**What you will do:** Your task is to copy every line of the records below that contains "this".

**Excerpted data:**
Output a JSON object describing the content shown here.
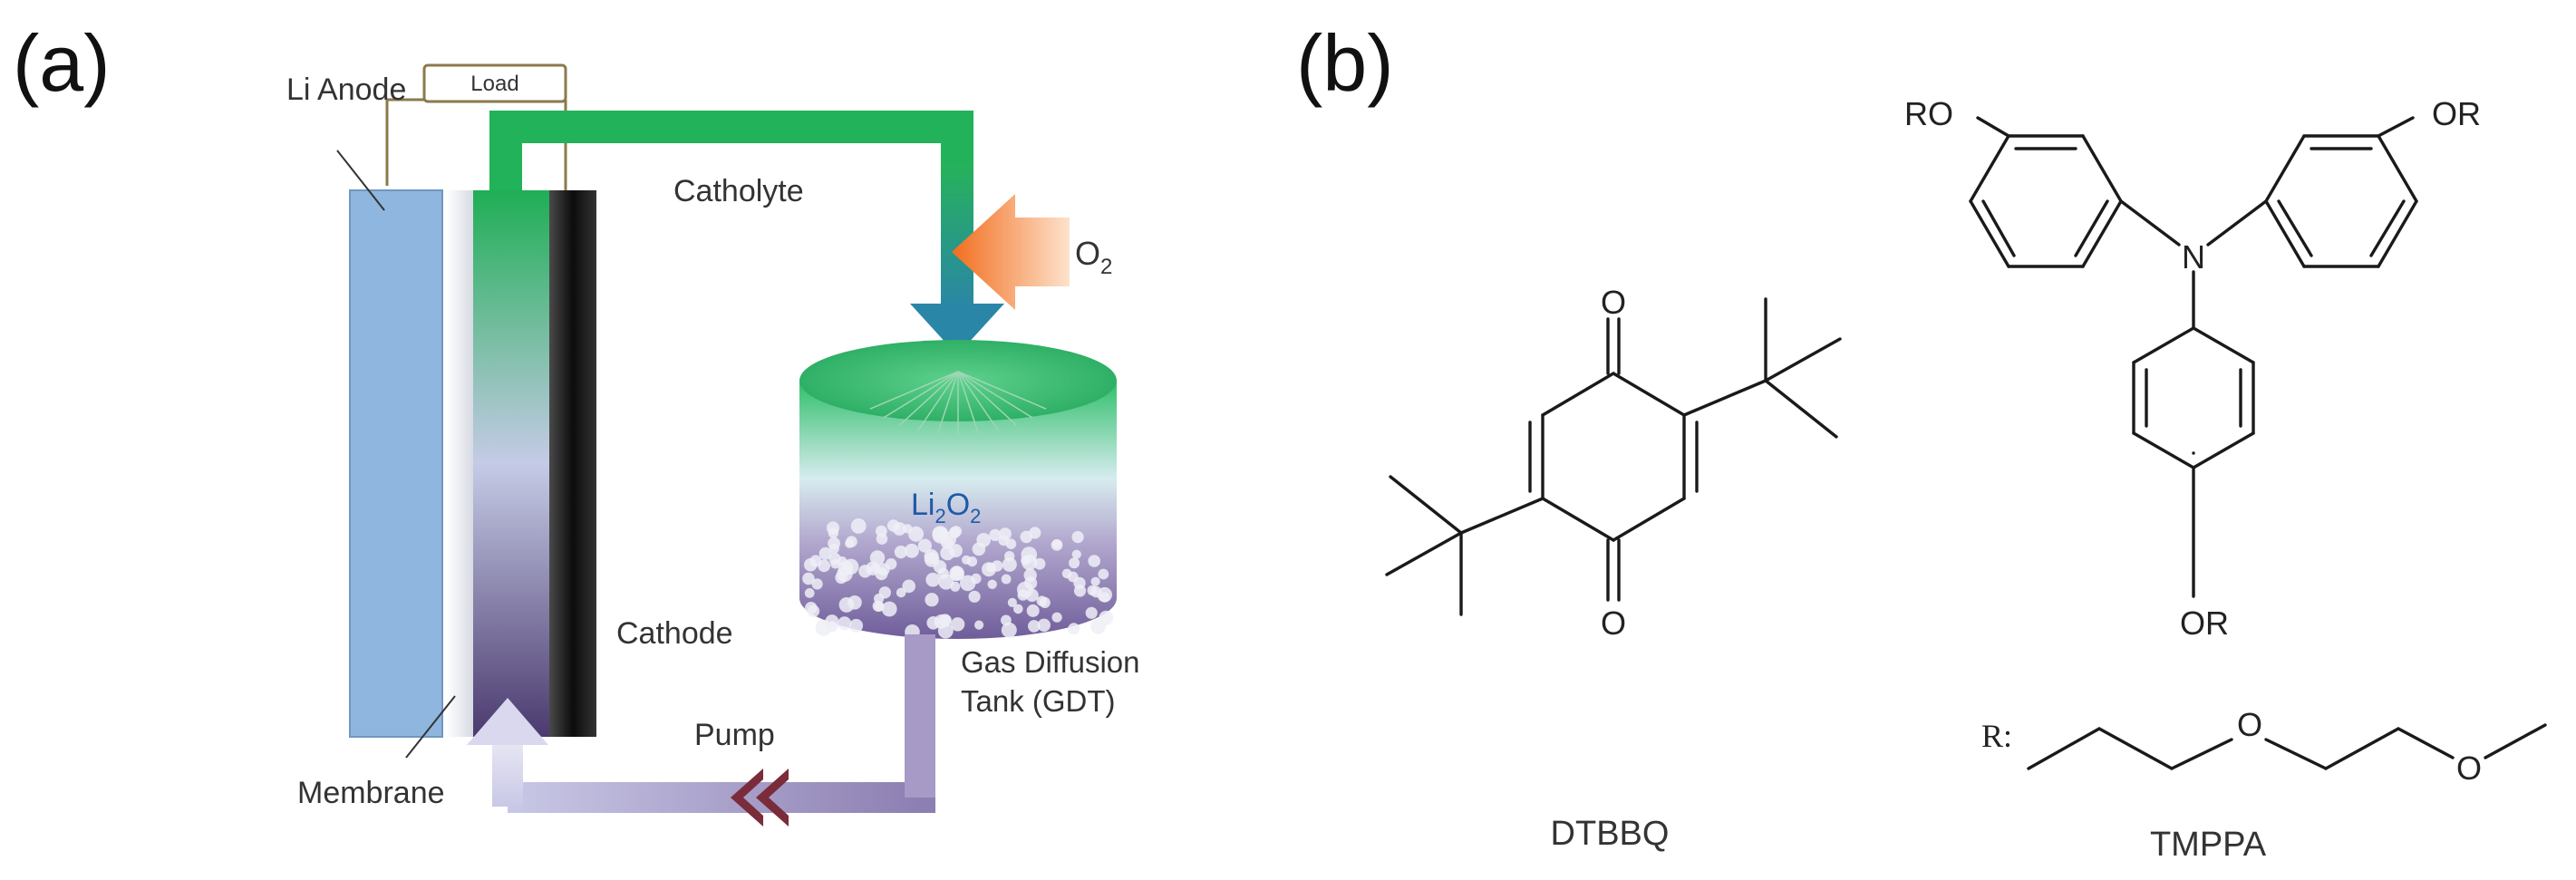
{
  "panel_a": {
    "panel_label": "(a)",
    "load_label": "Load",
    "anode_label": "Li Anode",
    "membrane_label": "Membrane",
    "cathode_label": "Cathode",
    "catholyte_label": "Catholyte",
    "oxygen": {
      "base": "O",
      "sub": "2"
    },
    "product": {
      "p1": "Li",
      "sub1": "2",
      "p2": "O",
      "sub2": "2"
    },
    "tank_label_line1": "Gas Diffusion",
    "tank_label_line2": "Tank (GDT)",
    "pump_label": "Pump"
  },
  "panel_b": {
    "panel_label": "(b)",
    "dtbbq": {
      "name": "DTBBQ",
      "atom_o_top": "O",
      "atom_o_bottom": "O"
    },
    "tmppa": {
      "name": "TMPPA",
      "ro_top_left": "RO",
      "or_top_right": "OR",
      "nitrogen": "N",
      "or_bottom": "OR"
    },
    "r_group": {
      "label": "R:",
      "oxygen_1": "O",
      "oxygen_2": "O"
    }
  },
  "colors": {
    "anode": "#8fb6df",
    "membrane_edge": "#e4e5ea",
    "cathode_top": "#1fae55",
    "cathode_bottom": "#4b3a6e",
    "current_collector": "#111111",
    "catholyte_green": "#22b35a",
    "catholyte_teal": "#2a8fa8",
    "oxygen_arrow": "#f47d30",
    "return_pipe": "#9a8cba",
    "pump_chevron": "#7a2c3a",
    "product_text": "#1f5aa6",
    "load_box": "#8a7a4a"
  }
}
---
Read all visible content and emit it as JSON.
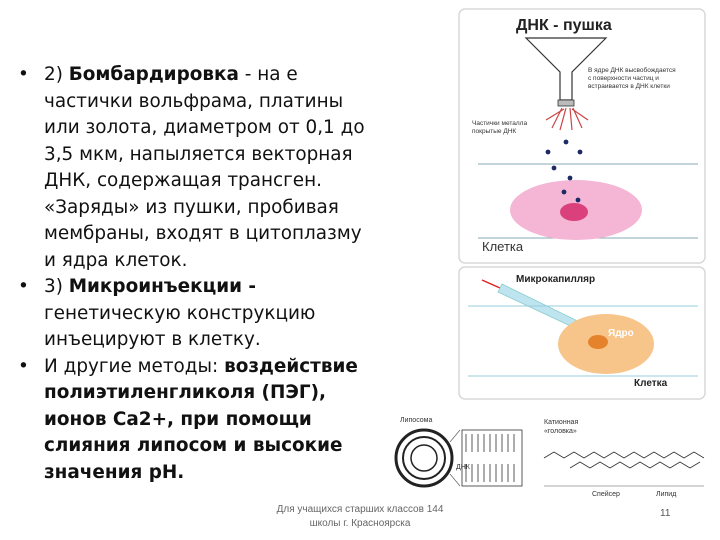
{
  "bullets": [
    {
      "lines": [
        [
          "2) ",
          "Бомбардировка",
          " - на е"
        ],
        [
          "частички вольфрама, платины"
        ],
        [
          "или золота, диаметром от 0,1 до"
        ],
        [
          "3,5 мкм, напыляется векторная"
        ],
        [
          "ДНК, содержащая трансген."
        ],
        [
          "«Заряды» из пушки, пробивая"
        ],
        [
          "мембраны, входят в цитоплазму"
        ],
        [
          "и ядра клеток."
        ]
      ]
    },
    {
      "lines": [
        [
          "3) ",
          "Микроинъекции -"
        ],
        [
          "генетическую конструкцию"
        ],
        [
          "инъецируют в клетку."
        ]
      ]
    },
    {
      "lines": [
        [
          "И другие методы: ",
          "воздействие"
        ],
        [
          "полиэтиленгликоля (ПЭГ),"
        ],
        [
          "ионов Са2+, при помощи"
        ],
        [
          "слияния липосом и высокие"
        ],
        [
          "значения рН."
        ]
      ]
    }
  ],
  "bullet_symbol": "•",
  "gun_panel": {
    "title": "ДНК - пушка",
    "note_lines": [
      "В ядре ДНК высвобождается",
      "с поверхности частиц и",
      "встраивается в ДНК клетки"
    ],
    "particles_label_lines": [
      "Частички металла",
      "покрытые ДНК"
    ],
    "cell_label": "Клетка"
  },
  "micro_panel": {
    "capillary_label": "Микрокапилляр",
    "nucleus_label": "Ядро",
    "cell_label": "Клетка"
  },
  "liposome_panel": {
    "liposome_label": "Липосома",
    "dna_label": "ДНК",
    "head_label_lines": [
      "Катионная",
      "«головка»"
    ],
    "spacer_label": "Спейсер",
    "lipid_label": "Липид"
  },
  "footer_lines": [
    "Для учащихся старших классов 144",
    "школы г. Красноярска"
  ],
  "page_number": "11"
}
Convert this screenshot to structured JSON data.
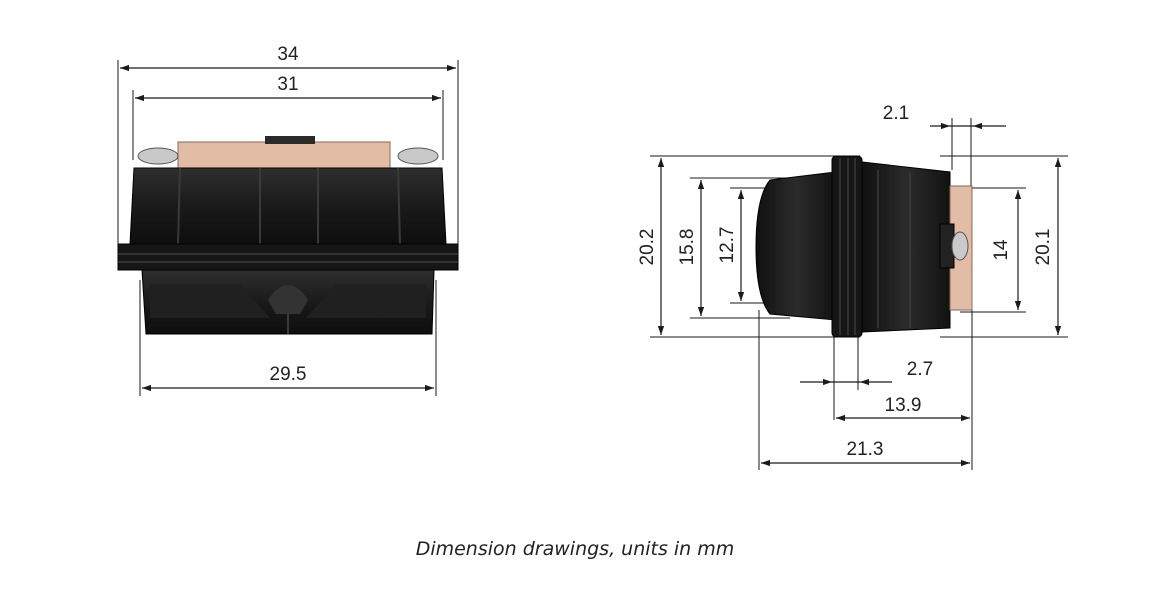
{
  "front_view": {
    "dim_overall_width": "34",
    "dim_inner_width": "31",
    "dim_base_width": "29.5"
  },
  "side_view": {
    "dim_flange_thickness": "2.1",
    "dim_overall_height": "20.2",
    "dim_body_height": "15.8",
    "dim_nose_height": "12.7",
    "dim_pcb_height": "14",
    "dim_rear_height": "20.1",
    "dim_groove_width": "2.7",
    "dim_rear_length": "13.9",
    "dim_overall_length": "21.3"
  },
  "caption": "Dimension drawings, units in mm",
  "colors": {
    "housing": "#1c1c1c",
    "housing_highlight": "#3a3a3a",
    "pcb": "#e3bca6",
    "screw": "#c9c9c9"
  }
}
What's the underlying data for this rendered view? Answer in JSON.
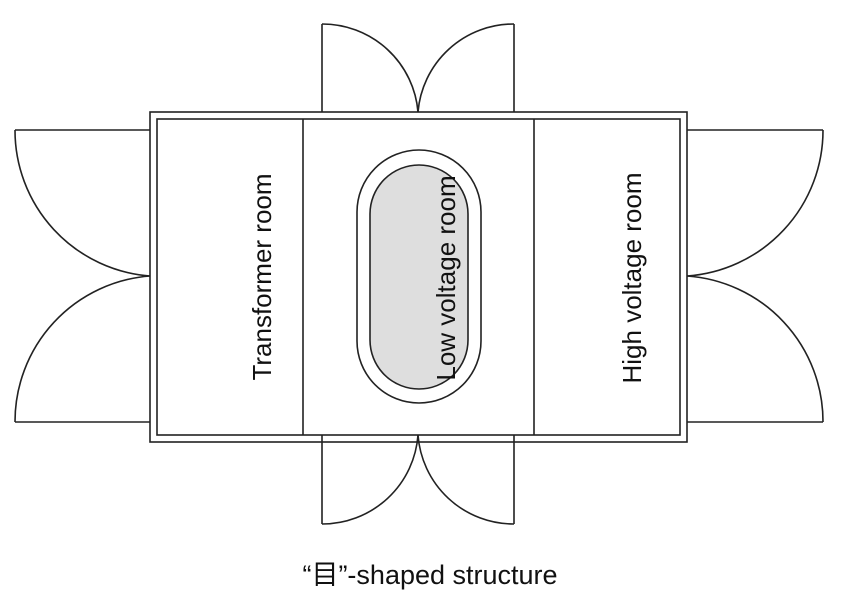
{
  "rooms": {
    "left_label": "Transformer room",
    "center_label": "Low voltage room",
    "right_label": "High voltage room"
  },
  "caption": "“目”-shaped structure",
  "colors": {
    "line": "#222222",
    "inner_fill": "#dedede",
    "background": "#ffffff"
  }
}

**Correct output:**
Convert this screenshot to structured JSON data.
What's the underlying data for this rendered view? Answer in JSON.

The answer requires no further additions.